[Begin The data]

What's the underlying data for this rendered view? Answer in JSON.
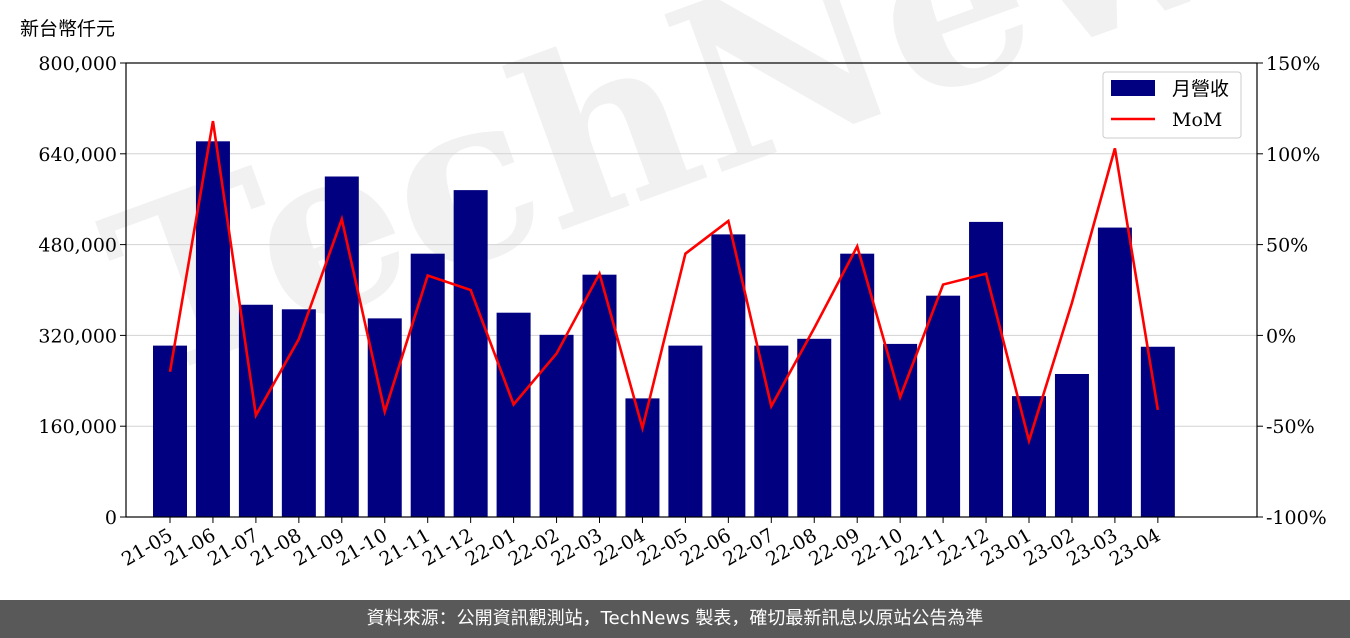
{
  "unit_label": "新台幣仟元",
  "footer": "資料來源：公開資訊觀測站，TechNews 製表，確切最新訊息以原站公告為準",
  "watermark": "TechNews",
  "colors": {
    "bar": "#000080",
    "line": "#ff0000",
    "grid": "#d3d3d3",
    "footer_bg": "#595959"
  },
  "chart_data": {
    "type": "bar+line",
    "categories": [
      "21-05",
      "21-06",
      "21-07",
      "21-08",
      "21-09",
      "21-10",
      "21-11",
      "21-12",
      "22-01",
      "22-02",
      "22-03",
      "22-04",
      "22-05",
      "22-06",
      "22-07",
      "22-08",
      "22-09",
      "22-10",
      "22-11",
      "22-12",
      "23-01",
      "23-02",
      "23-03",
      "23-04"
    ],
    "series": [
      {
        "name": "月營收",
        "type": "bar",
        "axis": "left",
        "values": [
          302000,
          662000,
          374000,
          366000,
          600000,
          350000,
          464000,
          576000,
          360000,
          321000,
          427000,
          209000,
          302000,
          498000,
          302000,
          314000,
          464000,
          305000,
          390000,
          520000,
          213000,
          252000,
          510000,
          300000
        ]
      },
      {
        "name": "MoM",
        "type": "line",
        "axis": "right",
        "values": [
          -20,
          118,
          -44,
          -2,
          64,
          -42,
          33,
          25,
          -38,
          -10,
          34,
          -51,
          45,
          63,
          -39,
          4,
          49,
          -34,
          28,
          34,
          -58,
          18,
          103,
          -41
        ]
      }
    ],
    "y_left": {
      "min": 0,
      "max": 800000,
      "ticks": [
        "0",
        "160,000",
        "320,000",
        "480,000",
        "640,000",
        "800,000"
      ]
    },
    "y_right": {
      "min": -100,
      "max": 150,
      "ticks": [
        "-100%",
        "-50%",
        "0%",
        "50%",
        "100%",
        "150%"
      ]
    },
    "grid": true,
    "legend_position": "top-right"
  }
}
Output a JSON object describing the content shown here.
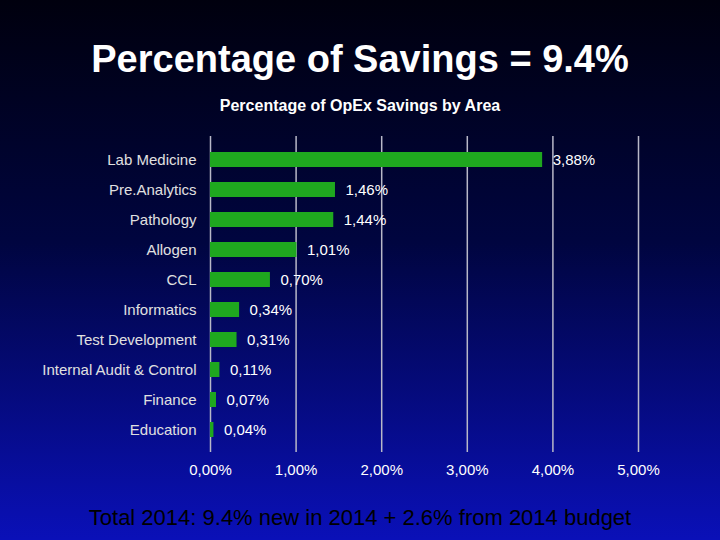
{
  "chart_data": {
    "type": "bar",
    "orientation": "horizontal",
    "title": "Percentage of Savings = 9.4%",
    "subtitle": "Percentage of OpEx Savings by Area",
    "annotations": [
      "Total 2014: 9.4% new in 2014 + 2.6% from 2014 budget"
    ],
    "categories": [
      "Lab Medicine",
      "Pre.Analytics",
      "Pathology",
      "Allogen",
      "CCL",
      "Informatics",
      "Test Development",
      "Internal Audit & Control",
      "Finance",
      "Education"
    ],
    "values": [
      3.88,
      1.46,
      1.44,
      1.01,
      0.7,
      0.34,
      0.31,
      0.11,
      0.07,
      0.04
    ],
    "value_labels": [
      "3,88%",
      "1,46%",
      "1,44%",
      "1,01%",
      "0,70%",
      "0,34%",
      "0,31%",
      "0,11%",
      "0,07%",
      "0,04%"
    ],
    "color": "#1fa81f",
    "xlim": [
      0,
      5
    ],
    "xticks": [
      {
        "value": 0,
        "label": "0,00%"
      },
      {
        "value": 1,
        "label": "1,00%"
      },
      {
        "value": 2,
        "label": "2,00%"
      },
      {
        "value": 3,
        "label": "3,00%"
      },
      {
        "value": 4,
        "label": "4,00%"
      },
      {
        "value": 5,
        "label": "5,00%"
      }
    ],
    "grid": true,
    "data_labels": true
  }
}
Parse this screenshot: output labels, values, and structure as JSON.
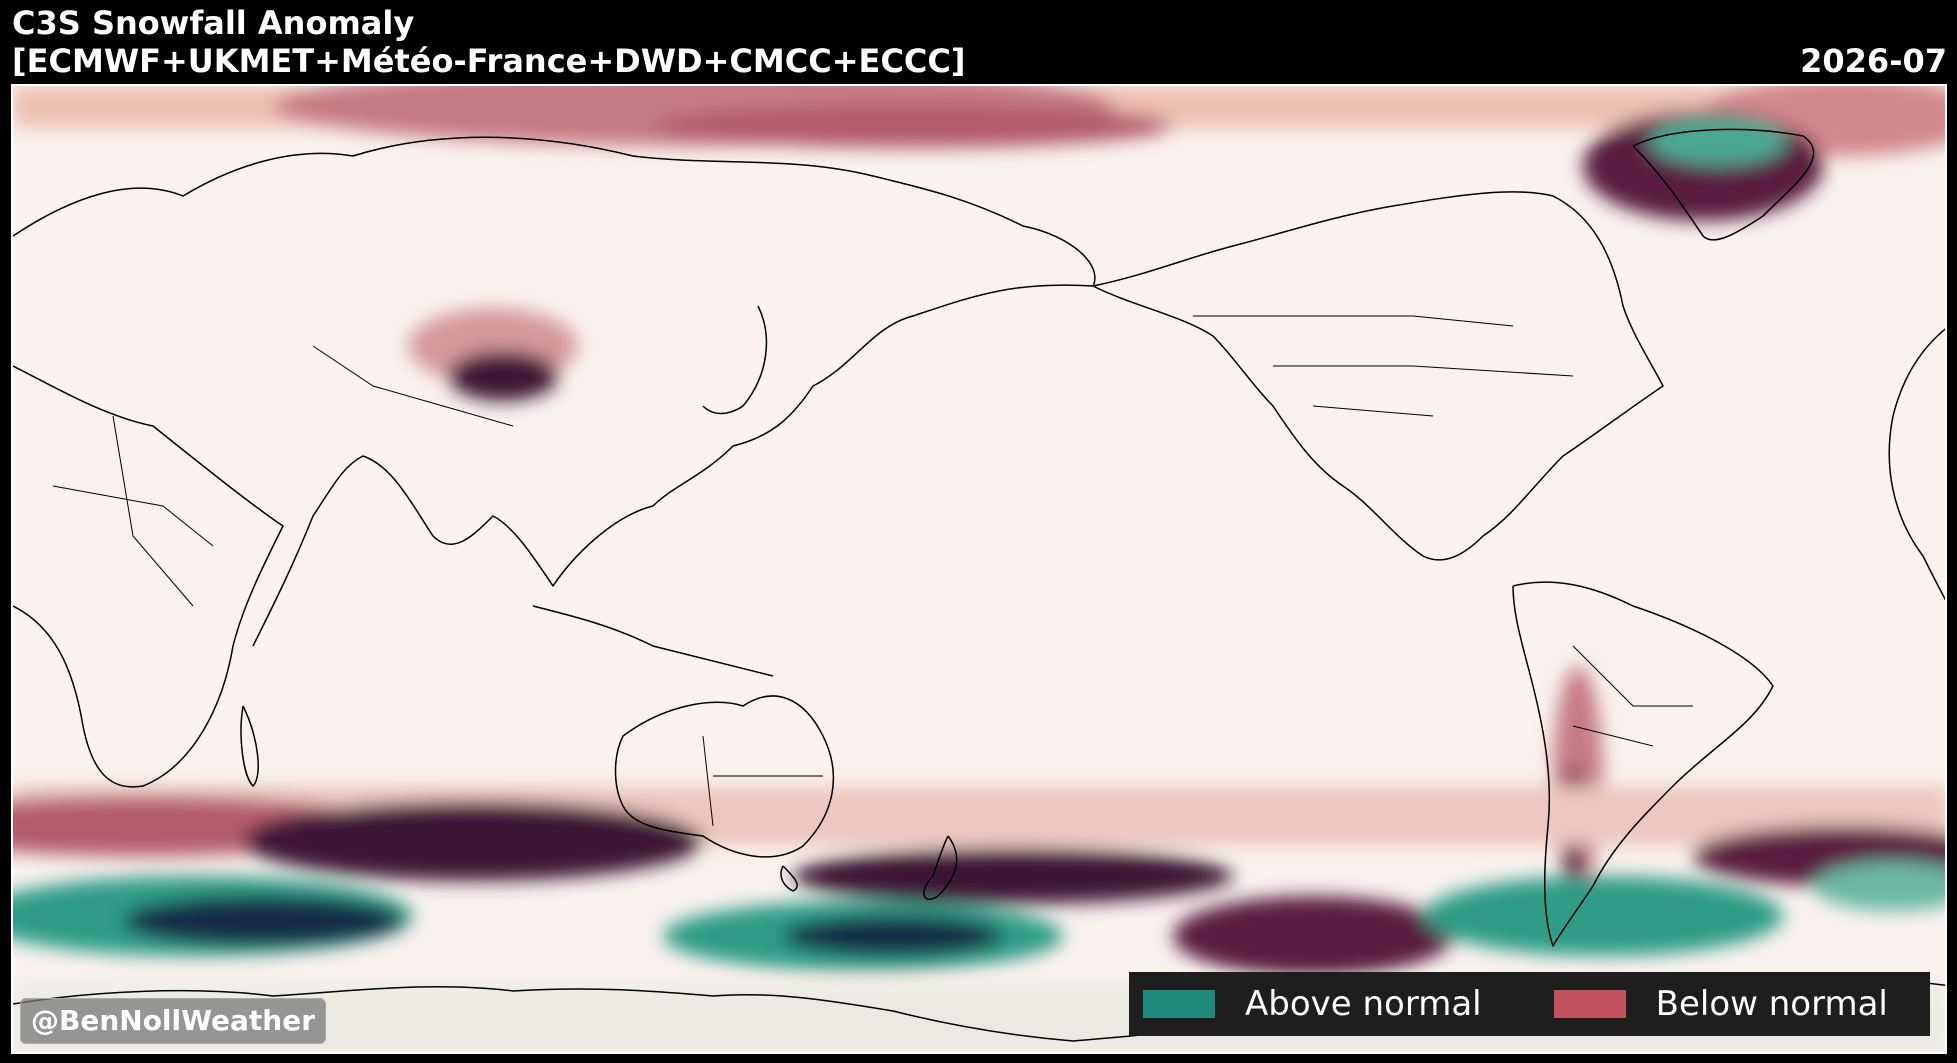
{
  "header": {
    "title": "C3S Snowfall Anomaly",
    "subtitle": "[ECMWF+UKMET+Météo-France+DWD+CMCC+ECCC]",
    "date": "2026-07"
  },
  "credit": "@BenNollWeather",
  "legend": {
    "items": [
      {
        "label": "Above normal",
        "color": "#1e8a7c"
      },
      {
        "label": "Below normal",
        "color": "#c4525e"
      }
    ]
  },
  "colors": {
    "background": "#f9f2ef",
    "below_light": "#eec0b2",
    "below_mid": "#b45b6a",
    "below_dark": "#3c1234",
    "above_light": "#bfe3d6",
    "above_mid": "#2f9c87",
    "above_dark": "#142a45"
  }
}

[End The data]

> [Problem details]: Give an exact reproduction of every line, leaving out any picture.

> [In response]:
What's the underlying data for this rendered view? Answer in JSON.
{
  "unit_label": "新台幣仟元",
  "footer": "資料來源：公開資訊觀測站，TechNews 製表，確切最新訊息以原站公告為準",
  "watermark": "TechNews",
  "colors": {
    "bar": "#000080",
    "line": "#ff0000",
    "grid": "#d3d3d3",
    "footer_bg": "#595959"
  },
  "chart_data": {
    "type": "bar+line",
    "categories": [
      "21-05",
      "21-06",
      "21-07",
      "21-08",
      "21-09",
      "21-10",
      "21-11",
      "21-12",
      "22-01",
      "22-02",
      "22-03",
      "22-04",
      "22-05",
      "22-06",
      "22-07",
      "22-08",
      "22-09",
      "22-10",
      "22-11",
      "22-12",
      "23-01",
      "23-02",
      "23-03",
      "23-04"
    ],
    "series": [
      {
        "name": "月營收",
        "type": "bar",
        "axis": "left",
        "values": [
          302000,
          662000,
          374000,
          366000,
          600000,
          350000,
          464000,
          576000,
          360000,
          321000,
          427000,
          209000,
          302000,
          498000,
          302000,
          314000,
          464000,
          305000,
          390000,
          520000,
          213000,
          252000,
          510000,
          300000
        ]
      },
      {
        "name": "MoM",
        "type": "line",
        "axis": "right",
        "values": [
          -20,
          118,
          -44,
          -2,
          64,
          -42,
          33,
          25,
          -38,
          -10,
          34,
          -51,
          45,
          63,
          -39,
          4,
          49,
          -34,
          28,
          34,
          -58,
          18,
          103,
          -41
        ]
      }
    ],
    "y_left": {
      "min": 0,
      "max": 800000,
      "ticks": [
        "0",
        "160,000",
        "320,000",
        "480,000",
        "640,000",
        "800,000"
      ]
    },
    "y_right": {
      "min": -100,
      "max": 150,
      "ticks": [
        "-100%",
        "-50%",
        "0%",
        "50%",
        "100%",
        "150%"
      ]
    },
    "grid": true,
    "legend_position": "top-right"
  }
}
Output a JSON object describing the content shown here.
{
  "chart_data": {
    "type": "bar",
    "orientation": "horizontal",
    "title": "Percentage of Savings = 9.4%",
    "subtitle": "Percentage of OpEx Savings by Area",
    "annotations": [
      "Total 2014: 9.4% new in 2014 + 2.6% from 2014 budget"
    ],
    "categories": [
      "Lab Medicine",
      "Pre.Analytics",
      "Pathology",
      "Allogen",
      "CCL",
      "Informatics",
      "Test Development",
      "Internal Audit & Control",
      "Finance",
      "Education"
    ],
    "values": [
      3.88,
      1.46,
      1.44,
      1.01,
      0.7,
      0.34,
      0.31,
      0.11,
      0.07,
      0.04
    ],
    "value_labels": [
      "3,88%",
      "1,46%",
      "1,44%",
      "1,01%",
      "0,70%",
      "0,34%",
      "0,31%",
      "0,11%",
      "0,07%",
      "0,04%"
    ],
    "color": "#1fa81f",
    "xlim": [
      0,
      5
    ],
    "xticks": [
      {
        "value": 0,
        "label": "0,00%"
      },
      {
        "value": 1,
        "label": "1,00%"
      },
      {
        "value": 2,
        "label": "2,00%"
      },
      {
        "value": 3,
        "label": "3,00%"
      },
      {
        "value": 4,
        "label": "4,00%"
      },
      {
        "value": 5,
        "label": "5,00%"
      }
    ],
    "grid": true,
    "data_labels": true
  }
}
Parse this screenshot: output labels, values, and structure as JSON.
{
  "header": {
    "title": "C3S Snowfall Anomaly",
    "subtitle": "[ECMWF+UKMET+Météo-France+DWD+CMCC+ECCC]",
    "date": "2026-07"
  },
  "credit": "@BenNollWeather",
  "legend": {
    "items": [
      {
        "label": "Above normal",
        "color": "#1e8a7c"
      },
      {
        "label": "Below normal",
        "color": "#c4525e"
      }
    ]
  },
  "colors": {
    "background": "#f9f2ef",
    "below_light": "#eec0b2",
    "below_mid": "#b45b6a",
    "below_dark": "#3c1234",
    "above_light": "#bfe3d6",
    "above_mid": "#2f9c87",
    "above_dark": "#142a45"
  }
}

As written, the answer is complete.